═════ Provided entries ═════

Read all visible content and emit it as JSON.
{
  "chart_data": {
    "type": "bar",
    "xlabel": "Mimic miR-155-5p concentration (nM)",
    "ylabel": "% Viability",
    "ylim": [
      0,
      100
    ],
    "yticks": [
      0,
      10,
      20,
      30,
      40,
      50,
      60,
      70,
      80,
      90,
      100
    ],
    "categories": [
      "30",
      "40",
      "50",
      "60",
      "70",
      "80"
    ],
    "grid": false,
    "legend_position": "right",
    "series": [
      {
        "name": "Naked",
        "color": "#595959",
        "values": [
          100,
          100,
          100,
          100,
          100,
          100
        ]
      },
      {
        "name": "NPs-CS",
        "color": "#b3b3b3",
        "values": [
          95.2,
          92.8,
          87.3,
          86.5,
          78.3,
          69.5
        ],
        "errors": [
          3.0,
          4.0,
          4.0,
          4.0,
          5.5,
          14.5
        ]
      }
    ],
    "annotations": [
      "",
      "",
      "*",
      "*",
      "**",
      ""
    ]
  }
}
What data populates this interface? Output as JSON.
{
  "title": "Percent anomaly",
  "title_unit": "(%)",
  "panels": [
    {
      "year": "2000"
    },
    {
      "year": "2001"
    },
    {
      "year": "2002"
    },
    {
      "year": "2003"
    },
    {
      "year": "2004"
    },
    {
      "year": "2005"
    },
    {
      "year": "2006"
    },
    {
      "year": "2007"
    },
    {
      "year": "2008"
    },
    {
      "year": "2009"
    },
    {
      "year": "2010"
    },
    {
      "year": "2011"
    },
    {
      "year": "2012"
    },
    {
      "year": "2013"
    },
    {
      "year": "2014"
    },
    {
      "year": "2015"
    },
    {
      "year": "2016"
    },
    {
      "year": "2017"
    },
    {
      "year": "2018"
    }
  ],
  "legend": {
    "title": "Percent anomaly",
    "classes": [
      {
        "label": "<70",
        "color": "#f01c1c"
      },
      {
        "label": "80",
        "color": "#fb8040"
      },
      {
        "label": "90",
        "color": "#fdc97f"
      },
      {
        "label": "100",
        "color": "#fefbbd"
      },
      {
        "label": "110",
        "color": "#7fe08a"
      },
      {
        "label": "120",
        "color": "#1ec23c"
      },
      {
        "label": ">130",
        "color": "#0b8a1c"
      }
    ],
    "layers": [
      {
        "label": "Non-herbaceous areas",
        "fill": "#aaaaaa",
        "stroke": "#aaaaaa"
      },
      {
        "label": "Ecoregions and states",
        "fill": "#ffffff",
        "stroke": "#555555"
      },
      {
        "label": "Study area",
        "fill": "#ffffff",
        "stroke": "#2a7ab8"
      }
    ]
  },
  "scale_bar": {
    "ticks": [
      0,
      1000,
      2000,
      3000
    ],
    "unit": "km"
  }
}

═════

Extract the listing in its entirety and repeat it exactly.

§ **Task solution**:
Read all visible content and emit it as JSON.
{
  "chart_data": {
    "type": "bar",
    "xlabel": "Mimic miR-155-5p concentration (nM)",
    "ylabel": "% Viability",
    "ylim": [
      0,
      100
    ],
    "yticks": [
      0,
      10,
      20,
      30,
      40,
      50,
      60,
      70,
      80,
      90,
      100
    ],
    "categories": [
      "30",
      "40",
      "50",
      "60",
      "70",
      "80"
    ],
    "grid": false,
    "legend_position": "right",
    "series": [
      {
        "name": "Naked",
        "color": "#595959",
        "values": [
          100,
          100,
          100,
          100,
          100,
          100
        ]
      },
      {
        "name": "NPs-CS",
        "color": "#b3b3b3",
        "values": [
          95.2,
          92.8,
          87.3,
          86.5,
          78.3,
          69.5
        ],
        "errors": [
          3.0,
          4.0,
          4.0,
          4.0,
          5.5,
          14.5
        ]
      }
    ],
    "annotations": [
      "",
      "",
      "*",
      "*",
      "**",
      ""
    ]
  }
}
What data populates this interface? Output as JSON.
{
  "title": "Percent anomaly",
  "title_unit": "(%)",
  "panels": [
    {
      "year": "2000"
    },
    {
      "year": "2001"
    },
    {
      "year": "2002"
    },
    {
      "year": "2003"
    },
    {
      "year": "2004"
    },
    {
      "year": "2005"
    },
    {
      "year": "2006"
    },
    {
      "year": "2007"
    },
    {
      "year": "2008"
    },
    {
      "year": "2009"
    },
    {
      "year": "2010"
    },
    {
      "year": "2011"
    },
    {
      "year": "2012"
    },
    {
      "year": "2013"
    },
    {
      "year": "2014"
    },
    {
      "year": "2015"
    },
    {
      "year": "2016"
    },
    {
      "year": "2017"
    },
    {
      "year": "2018"
    }
  ],
  "legend": {
    "title": "Percent anomaly",
    "classes": [
      {
        "label": "<70",
        "color": "#f01c1c"
      },
      {
        "label": "80",
        "color": "#fb8040"
      },
      {
        "label": "90",
        "color": "#fdc97f"
      },
      {
        "label": "100",
        "color": "#fefbbd"
      },
      {
        "label": "110",
        "color": "#7fe08a"
      },
      {
        "label": "120",
        "color": "#1ec23c"
      },
      {
        "label": ">130",
        "color": "#0b8a1c"
      }
    ],
    "layers": [
      {
        "label": "Non-herbaceous areas",
        "fill": "#aaaaaa",
        "stroke": "#aaaaaa"
      },
      {
        "label": "Ecoregions and states",
        "fill": "#ffffff",
        "stroke": "#555555"
      },
      {
        "label": "Study area",
        "fill": "#ffffff",
        "stroke": "#2a7ab8"
      }
    ]
  },
  "scale_bar": {
    "ticks": [
      0,
      1000,
      2000,
      3000
    ],
    "unit": "km"
  }
}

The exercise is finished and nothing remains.